Directions
Reproduce the records word for word, from their first line through the line that contains "- chevron-down-icon[interactable]: ⌄: [279, 261, 291, 278]".

Extracted entries
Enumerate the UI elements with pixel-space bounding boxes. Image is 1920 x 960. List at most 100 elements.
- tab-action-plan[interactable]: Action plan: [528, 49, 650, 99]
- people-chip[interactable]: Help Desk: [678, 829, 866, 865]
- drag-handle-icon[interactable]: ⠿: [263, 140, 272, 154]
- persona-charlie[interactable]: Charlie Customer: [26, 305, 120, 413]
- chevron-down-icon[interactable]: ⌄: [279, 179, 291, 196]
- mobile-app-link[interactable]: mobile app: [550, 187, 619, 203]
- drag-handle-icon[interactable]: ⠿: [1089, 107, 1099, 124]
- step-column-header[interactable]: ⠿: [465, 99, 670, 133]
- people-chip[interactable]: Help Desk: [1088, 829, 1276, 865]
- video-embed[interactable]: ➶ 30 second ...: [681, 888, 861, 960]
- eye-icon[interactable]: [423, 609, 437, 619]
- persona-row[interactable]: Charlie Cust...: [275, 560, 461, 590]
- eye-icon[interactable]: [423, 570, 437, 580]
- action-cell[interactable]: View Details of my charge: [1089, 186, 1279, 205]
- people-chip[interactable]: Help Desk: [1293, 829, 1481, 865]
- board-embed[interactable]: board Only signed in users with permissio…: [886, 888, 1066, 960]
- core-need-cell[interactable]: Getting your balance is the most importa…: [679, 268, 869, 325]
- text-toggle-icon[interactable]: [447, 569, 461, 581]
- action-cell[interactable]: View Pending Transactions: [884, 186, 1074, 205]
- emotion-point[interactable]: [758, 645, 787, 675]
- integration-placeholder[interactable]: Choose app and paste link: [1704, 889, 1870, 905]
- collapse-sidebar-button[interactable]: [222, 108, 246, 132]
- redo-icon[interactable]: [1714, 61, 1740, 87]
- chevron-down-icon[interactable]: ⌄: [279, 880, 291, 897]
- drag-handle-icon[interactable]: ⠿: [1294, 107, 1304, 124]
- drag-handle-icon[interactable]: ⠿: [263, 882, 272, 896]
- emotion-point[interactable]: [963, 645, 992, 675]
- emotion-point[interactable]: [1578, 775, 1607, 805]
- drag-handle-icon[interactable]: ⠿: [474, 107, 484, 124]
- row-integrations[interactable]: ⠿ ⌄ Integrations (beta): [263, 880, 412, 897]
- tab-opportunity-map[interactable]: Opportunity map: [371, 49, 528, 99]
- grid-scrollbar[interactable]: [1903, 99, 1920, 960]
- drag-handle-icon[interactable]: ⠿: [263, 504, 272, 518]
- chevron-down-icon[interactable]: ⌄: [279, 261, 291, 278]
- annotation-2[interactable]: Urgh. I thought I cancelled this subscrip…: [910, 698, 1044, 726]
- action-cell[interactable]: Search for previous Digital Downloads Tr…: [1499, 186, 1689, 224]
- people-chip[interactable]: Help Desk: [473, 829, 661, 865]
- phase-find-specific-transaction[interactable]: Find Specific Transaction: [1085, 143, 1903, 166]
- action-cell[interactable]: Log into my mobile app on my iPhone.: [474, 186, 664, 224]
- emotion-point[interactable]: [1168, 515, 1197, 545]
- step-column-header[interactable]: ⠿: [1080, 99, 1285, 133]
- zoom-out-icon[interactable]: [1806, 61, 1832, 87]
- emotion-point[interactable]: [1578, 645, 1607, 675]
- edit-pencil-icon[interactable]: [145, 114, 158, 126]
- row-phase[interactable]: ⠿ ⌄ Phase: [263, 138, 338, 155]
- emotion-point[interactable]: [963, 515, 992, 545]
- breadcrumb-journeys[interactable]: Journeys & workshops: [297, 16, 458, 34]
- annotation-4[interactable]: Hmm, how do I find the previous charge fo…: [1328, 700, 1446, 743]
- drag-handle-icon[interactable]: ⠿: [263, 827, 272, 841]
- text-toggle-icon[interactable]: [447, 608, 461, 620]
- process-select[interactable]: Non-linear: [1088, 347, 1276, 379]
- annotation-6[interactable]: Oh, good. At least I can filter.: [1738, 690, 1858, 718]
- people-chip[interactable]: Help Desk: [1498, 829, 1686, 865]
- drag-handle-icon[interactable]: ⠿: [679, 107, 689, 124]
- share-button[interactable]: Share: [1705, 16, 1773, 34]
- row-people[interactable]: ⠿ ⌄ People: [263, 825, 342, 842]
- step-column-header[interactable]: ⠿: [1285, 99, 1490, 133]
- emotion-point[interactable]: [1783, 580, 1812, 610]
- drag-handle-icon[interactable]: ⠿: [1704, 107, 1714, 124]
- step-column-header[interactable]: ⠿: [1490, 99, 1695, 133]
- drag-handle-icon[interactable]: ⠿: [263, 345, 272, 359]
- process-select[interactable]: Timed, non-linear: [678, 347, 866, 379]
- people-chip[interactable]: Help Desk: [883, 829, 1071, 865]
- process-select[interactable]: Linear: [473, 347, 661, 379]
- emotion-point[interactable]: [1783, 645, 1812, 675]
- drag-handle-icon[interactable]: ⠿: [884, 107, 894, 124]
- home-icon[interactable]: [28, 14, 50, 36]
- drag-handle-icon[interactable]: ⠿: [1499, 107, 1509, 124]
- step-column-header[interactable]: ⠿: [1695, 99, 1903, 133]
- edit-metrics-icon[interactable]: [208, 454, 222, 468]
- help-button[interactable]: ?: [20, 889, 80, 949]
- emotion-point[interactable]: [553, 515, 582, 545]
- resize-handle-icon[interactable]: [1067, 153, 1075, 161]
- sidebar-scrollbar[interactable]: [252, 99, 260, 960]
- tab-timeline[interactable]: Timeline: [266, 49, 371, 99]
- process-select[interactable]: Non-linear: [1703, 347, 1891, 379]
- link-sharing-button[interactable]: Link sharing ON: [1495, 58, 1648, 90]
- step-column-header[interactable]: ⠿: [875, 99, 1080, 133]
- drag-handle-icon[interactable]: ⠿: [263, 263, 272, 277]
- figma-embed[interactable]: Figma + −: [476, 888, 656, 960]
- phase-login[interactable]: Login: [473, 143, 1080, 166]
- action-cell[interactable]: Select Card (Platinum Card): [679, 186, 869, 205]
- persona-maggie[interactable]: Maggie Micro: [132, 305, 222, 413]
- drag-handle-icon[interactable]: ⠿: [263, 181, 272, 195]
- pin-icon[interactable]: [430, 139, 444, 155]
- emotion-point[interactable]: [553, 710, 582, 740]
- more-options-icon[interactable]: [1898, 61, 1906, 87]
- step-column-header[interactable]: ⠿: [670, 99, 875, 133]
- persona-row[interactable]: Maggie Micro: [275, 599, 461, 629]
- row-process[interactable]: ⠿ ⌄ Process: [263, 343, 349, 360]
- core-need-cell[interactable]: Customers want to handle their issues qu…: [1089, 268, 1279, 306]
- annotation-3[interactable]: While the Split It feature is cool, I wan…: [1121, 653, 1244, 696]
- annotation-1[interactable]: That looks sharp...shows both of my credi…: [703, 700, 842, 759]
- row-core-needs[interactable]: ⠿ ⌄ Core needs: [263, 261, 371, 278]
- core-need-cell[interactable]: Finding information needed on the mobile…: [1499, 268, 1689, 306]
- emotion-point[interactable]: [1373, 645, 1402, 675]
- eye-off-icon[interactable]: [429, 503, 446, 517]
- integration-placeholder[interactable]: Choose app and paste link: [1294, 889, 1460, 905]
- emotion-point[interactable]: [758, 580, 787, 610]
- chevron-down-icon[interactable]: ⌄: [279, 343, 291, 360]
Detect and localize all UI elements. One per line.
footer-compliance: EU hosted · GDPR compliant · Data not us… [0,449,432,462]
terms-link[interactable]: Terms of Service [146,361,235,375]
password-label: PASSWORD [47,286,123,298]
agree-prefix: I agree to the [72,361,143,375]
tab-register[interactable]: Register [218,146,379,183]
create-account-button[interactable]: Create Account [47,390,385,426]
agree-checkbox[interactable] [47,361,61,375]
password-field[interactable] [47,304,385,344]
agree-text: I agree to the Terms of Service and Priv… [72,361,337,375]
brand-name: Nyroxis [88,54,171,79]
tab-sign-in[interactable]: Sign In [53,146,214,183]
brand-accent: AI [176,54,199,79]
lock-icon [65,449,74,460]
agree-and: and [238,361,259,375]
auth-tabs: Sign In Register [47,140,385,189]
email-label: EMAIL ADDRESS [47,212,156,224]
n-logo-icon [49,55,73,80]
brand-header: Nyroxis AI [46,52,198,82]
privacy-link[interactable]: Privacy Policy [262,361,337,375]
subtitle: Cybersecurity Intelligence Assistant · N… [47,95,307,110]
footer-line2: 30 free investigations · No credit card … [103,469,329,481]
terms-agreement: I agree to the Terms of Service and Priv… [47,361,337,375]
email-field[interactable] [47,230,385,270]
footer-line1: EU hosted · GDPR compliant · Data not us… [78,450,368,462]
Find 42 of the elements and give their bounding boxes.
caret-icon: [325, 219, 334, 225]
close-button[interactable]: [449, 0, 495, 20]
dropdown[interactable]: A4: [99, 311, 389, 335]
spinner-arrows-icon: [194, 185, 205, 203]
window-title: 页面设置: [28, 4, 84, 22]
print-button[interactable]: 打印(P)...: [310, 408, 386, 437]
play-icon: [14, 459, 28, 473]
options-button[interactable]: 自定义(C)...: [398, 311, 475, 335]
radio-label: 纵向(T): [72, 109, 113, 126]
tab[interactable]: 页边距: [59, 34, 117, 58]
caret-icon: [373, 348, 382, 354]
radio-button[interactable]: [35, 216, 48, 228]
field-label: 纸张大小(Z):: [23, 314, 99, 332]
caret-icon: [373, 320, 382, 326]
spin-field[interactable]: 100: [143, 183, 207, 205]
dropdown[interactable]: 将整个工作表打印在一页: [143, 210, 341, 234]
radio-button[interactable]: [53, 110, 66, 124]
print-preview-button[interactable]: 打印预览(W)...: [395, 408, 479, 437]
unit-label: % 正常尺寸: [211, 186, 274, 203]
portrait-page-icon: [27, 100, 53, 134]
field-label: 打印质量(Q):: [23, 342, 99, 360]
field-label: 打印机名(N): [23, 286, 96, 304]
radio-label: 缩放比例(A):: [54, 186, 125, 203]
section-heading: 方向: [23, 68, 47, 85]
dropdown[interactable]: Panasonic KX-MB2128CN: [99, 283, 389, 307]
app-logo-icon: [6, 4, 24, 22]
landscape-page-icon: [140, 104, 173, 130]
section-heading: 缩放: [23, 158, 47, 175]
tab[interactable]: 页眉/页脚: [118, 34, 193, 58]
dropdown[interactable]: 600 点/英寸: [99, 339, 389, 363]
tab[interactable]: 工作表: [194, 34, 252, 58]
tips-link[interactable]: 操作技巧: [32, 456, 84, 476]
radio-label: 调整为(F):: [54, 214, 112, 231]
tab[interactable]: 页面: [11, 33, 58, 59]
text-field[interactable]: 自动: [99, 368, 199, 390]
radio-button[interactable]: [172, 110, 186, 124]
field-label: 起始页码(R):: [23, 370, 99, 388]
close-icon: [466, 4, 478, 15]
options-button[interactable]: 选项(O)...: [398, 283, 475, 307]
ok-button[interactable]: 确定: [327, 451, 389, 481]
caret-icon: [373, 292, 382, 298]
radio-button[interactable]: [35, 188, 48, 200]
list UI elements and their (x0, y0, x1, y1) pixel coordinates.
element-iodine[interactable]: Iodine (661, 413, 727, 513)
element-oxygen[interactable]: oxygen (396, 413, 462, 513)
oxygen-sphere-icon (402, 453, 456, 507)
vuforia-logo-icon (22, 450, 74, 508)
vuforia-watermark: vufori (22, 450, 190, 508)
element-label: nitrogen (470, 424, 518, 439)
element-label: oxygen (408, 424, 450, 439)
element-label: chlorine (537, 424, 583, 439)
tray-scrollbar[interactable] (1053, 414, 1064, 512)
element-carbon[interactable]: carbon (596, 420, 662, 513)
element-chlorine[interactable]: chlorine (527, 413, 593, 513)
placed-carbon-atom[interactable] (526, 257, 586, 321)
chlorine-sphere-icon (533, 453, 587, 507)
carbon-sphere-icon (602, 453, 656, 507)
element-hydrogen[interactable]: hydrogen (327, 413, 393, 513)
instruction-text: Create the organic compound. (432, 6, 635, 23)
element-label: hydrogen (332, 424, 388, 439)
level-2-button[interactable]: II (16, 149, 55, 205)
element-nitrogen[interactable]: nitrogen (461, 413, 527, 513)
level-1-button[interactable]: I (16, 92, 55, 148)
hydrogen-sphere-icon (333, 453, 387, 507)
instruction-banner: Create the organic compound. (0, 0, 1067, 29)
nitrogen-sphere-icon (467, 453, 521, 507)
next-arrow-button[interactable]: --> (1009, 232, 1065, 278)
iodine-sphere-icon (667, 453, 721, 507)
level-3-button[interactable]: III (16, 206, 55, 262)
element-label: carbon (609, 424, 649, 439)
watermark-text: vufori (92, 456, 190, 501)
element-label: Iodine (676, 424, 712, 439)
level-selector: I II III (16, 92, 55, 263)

Full solution
Enumerate the UI elements with pixel-space bounding boxes. Image is 1920 x 960. List at most 100 elements.
- tab-action-plan[interactable]: Action plan: [528, 49, 650, 99]
- people-chip[interactable]: Help Desk: [678, 829, 866, 865]
- drag-handle-icon[interactable]: ⠿: [263, 140, 272, 154]
- persona-charlie[interactable]: Charlie Customer: [26, 305, 120, 413]
- chevron-down-icon[interactable]: ⌄: [279, 179, 291, 196]
- mobile-app-link[interactable]: mobile app: [550, 187, 619, 203]
- drag-handle-icon[interactable]: ⠿: [1089, 107, 1099, 124]
- step-column-header[interactable]: ⠿: [465, 99, 670, 133]
- people-chip[interactable]: Help Desk: [1088, 829, 1276, 865]
- video-embed[interactable]: ➶ 30 second ...: [681, 888, 861, 960]
- eye-icon[interactable]: [423, 609, 437, 619]
- persona-row[interactable]: Charlie Cust...: [275, 560, 461, 590]
- eye-icon[interactable]: [423, 570, 437, 580]
- action-cell[interactable]: View Details of my charge: [1089, 186, 1279, 205]
- people-chip[interactable]: Help Desk: [1293, 829, 1481, 865]
- board-embed[interactable]: board Only signed in users with permissio…: [886, 888, 1066, 960]
- core-need-cell[interactable]: Getting your balance is the most importa…: [679, 268, 869, 325]
- text-toggle-icon[interactable]: [447, 569, 461, 581]
- action-cell[interactable]: View Pending Transactions: [884, 186, 1074, 205]
- emotion-point[interactable]: [758, 645, 787, 675]
- integration-placeholder[interactable]: Choose app and paste link: [1704, 889, 1870, 905]
- collapse-sidebar-button[interactable]: [222, 108, 246, 132]
- redo-icon[interactable]: [1714, 61, 1740, 87]
- chevron-down-icon[interactable]: ⌄: [279, 880, 291, 897]
- drag-handle-icon[interactable]: ⠿: [1294, 107, 1304, 124]
- drag-handle-icon[interactable]: ⠿: [263, 882, 272, 896]
- emotion-point[interactable]: [963, 645, 992, 675]
- emotion-point[interactable]: [1578, 775, 1607, 805]
- drag-handle-icon[interactable]: ⠿: [474, 107, 484, 124]
- row-integrations[interactable]: ⠿ ⌄ Integrations (beta): [263, 880, 412, 897]
- tab-opportunity-map[interactable]: Opportunity map: [371, 49, 528, 99]
- grid-scrollbar[interactable]: [1903, 99, 1920, 960]
- drag-handle-icon[interactable]: ⠿: [263, 504, 272, 518]
- chevron-down-icon[interactable]: ⌄: [279, 261, 291, 278]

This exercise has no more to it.